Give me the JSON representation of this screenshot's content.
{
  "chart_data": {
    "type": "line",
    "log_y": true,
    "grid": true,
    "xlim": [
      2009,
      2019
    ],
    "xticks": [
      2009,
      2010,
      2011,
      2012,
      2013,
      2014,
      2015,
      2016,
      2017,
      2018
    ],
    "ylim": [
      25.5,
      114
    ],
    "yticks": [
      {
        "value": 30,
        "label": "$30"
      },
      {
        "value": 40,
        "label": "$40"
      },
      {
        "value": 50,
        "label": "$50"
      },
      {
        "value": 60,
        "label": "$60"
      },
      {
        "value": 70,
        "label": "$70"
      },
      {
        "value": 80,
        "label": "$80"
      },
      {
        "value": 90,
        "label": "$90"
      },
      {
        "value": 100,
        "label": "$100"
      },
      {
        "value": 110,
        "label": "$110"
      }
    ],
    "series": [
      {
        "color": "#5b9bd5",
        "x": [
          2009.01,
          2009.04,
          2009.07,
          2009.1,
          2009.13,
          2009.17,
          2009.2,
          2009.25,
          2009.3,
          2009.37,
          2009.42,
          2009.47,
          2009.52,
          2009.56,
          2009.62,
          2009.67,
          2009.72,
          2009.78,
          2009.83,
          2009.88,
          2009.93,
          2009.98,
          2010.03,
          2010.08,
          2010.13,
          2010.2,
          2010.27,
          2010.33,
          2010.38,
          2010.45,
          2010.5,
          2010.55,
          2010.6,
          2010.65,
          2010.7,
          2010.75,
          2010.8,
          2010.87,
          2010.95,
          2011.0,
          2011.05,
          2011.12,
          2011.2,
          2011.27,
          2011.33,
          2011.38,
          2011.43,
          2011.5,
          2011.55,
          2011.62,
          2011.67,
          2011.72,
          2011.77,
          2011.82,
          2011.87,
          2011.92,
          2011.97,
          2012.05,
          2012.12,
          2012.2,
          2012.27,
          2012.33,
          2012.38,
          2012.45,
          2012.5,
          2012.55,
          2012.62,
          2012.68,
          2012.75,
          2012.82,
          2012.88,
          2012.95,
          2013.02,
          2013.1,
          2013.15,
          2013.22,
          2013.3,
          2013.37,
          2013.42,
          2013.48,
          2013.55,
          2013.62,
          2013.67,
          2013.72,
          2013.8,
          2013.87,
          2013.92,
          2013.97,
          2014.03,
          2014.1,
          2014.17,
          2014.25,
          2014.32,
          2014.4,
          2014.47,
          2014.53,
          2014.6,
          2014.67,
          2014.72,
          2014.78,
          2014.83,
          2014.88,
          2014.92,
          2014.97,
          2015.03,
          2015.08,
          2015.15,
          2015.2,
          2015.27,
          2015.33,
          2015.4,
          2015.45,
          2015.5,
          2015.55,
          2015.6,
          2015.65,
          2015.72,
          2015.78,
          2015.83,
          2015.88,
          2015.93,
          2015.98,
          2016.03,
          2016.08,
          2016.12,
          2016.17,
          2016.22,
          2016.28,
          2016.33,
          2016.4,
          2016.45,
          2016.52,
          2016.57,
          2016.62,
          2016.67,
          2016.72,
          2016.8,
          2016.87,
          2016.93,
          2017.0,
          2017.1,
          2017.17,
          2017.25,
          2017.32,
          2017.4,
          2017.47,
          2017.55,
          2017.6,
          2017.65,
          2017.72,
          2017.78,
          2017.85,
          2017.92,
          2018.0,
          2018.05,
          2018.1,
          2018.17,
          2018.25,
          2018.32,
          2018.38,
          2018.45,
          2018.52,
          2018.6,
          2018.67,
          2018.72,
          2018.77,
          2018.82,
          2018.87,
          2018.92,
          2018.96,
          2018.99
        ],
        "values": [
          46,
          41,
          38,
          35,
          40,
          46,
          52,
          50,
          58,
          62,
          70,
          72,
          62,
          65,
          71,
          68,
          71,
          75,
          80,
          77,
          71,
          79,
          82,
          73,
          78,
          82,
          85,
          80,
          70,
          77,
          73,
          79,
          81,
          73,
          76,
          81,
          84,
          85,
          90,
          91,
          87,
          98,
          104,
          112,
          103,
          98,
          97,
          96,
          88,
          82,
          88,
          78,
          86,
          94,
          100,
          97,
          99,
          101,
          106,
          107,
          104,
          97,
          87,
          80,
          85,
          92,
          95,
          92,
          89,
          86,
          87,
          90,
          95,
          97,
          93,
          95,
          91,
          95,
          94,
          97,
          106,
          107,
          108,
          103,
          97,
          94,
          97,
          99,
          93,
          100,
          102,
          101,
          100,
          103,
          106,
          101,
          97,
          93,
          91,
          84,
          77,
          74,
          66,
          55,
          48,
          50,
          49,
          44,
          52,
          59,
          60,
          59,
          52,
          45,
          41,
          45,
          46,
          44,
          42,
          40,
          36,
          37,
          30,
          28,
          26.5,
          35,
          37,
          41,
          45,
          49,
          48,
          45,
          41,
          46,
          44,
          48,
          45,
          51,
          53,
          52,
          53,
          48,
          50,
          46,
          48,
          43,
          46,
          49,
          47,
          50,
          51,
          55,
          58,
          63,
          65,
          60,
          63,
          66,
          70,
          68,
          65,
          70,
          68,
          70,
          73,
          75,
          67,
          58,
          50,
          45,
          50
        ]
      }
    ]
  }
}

SHORT EXERCISE
Every entry should be printed again exactly as it stands.

WRITTEN RESPONSE
Give me the JSON representation of this screenshot's content.
{
  "chart_data": {
    "type": "line",
    "log_y": true,
    "grid": true,
    "xlim": [
      2009,
      2019
    ],
    "xticks": [
      2009,
      2010,
      2011,
      2012,
      2013,
      2014,
      2015,
      2016,
      2017,
      2018
    ],
    "ylim": [
      25.5,
      114
    ],
    "yticks": [
      {
        "value": 30,
        "label": "$30"
      },
      {
        "value": 40,
        "label": "$40"
      },
      {
        "value": 50,
        "label": "$50"
      },
      {
        "value": 60,
        "label": "$60"
      },
      {
        "value": 70,
        "label": "$70"
      },
      {
        "value": 80,
        "label": "$80"
      },
      {
        "value": 90,
        "label": "$90"
      },
      {
        "value": 100,
        "label": "$100"
      },
      {
        "value": 110,
        "label": "$110"
      }
    ],
    "series": [
      {
        "color": "#5b9bd5",
        "x": [
          2009.01,
          2009.04,
          2009.07,
          2009.1,
          2009.13,
          2009.17,
          2009.2,
          2009.25,
          2009.3,
          2009.37,
          2009.42,
          2009.47,
          2009.52,
          2009.56,
          2009.62,
          2009.67,
          2009.72,
          2009.78,
          2009.83,
          2009.88,
          2009.93,
          2009.98,
          2010.03,
          2010.08,
          2010.13,
          2010.2,
          2010.27,
          2010.33,
          2010.38,
          2010.45,
          2010.5,
          2010.55,
          2010.6,
          2010.65,
          2010.7,
          2010.75,
          2010.8,
          2010.87,
          2010.95,
          2011.0,
          2011.05,
          2011.12,
          2011.2,
          2011.27,
          2011.33,
          2011.38,
          2011.43,
          2011.5,
          2011.55,
          2011.62,
          2011.67,
          2011.72,
          2011.77,
          2011.82,
          2011.87,
          2011.92,
          2011.97,
          2012.05,
          2012.12,
          2012.2,
          2012.27,
          2012.33,
          2012.38,
          2012.45,
          2012.5,
          2012.55,
          2012.62,
          2012.68,
          2012.75,
          2012.82,
          2012.88,
          2012.95,
          2013.02,
          2013.1,
          2013.15,
          2013.22,
          2013.3,
          2013.37,
          2013.42,
          2013.48,
          2013.55,
          2013.62,
          2013.67,
          2013.72,
          2013.8,
          2013.87,
          2013.92,
          2013.97,
          2014.03,
          2014.1,
          2014.17,
          2014.25,
          2014.32,
          2014.4,
          2014.47,
          2014.53,
          2014.6,
          2014.67,
          2014.72,
          2014.78,
          2014.83,
          2014.88,
          2014.92,
          2014.97,
          2015.03,
          2015.08,
          2015.15,
          2015.2,
          2015.27,
          2015.33,
          2015.4,
          2015.45,
          2015.5,
          2015.55,
          2015.6,
          2015.65,
          2015.72,
          2015.78,
          2015.83,
          2015.88,
          2015.93,
          2015.98,
          2016.03,
          2016.08,
          2016.12,
          2016.17,
          2016.22,
          2016.28,
          2016.33,
          2016.4,
          2016.45,
          2016.52,
          2016.57,
          2016.62,
          2016.67,
          2016.72,
          2016.8,
          2016.87,
          2016.93,
          2017.0,
          2017.1,
          2017.17,
          2017.25,
          2017.32,
          2017.4,
          2017.47,
          2017.55,
          2017.6,
          2017.65,
          2017.72,
          2017.78,
          2017.85,
          2017.92,
          2018.0,
          2018.05,
          2018.1,
          2018.17,
          2018.25,
          2018.32,
          2018.38,
          2018.45,
          2018.52,
          2018.6,
          2018.67,
          2018.72,
          2018.77,
          2018.82,
          2018.87,
          2018.92,
          2018.96,
          2018.99
        ],
        "values": [
          46,
          41,
          38,
          35,
          40,
          46,
          52,
          50,
          58,
          62,
          70,
          72,
          62,
          65,
          71,
          68,
          71,
          75,
          80,
          77,
          71,
          79,
          82,
          73,
          78,
          82,
          85,
          80,
          70,
          77,
          73,
          79,
          81,
          73,
          76,
          81,
          84,
          85,
          90,
          91,
          87,
          98,
          104,
          112,
          103,
          98,
          97,
          96,
          88,
          82,
          88,
          78,
          86,
          94,
          100,
          97,
          99,
          101,
          106,
          107,
          104,
          97,
          87,
          80,
          85,
          92,
          95,
          92,
          89,
          86,
          87,
          90,
          95,
          97,
          93,
          95,
          91,
          95,
          94,
          97,
          106,
          107,
          108,
          103,
          97,
          94,
          97,
          99,
          93,
          100,
          102,
          101,
          100,
          103,
          106,
          101,
          97,
          93,
          91,
          84,
          77,
          74,
          66,
          55,
          48,
          50,
          49,
          44,
          52,
          59,
          60,
          59,
          52,
          45,
          41,
          45,
          46,
          44,
          42,
          40,
          36,
          37,
          30,
          28,
          26.5,
          35,
          37,
          41,
          45,
          49,
          48,
          45,
          41,
          46,
          44,
          48,
          45,
          51,
          53,
          52,
          53,
          48,
          50,
          46,
          48,
          43,
          46,
          49,
          47,
          50,
          51,
          55,
          58,
          63,
          65,
          60,
          63,
          66,
          70,
          68,
          65,
          70,
          68,
          70,
          73,
          75,
          67,
          58,
          50,
          45,
          50
        ]
      }
    ]
  }
}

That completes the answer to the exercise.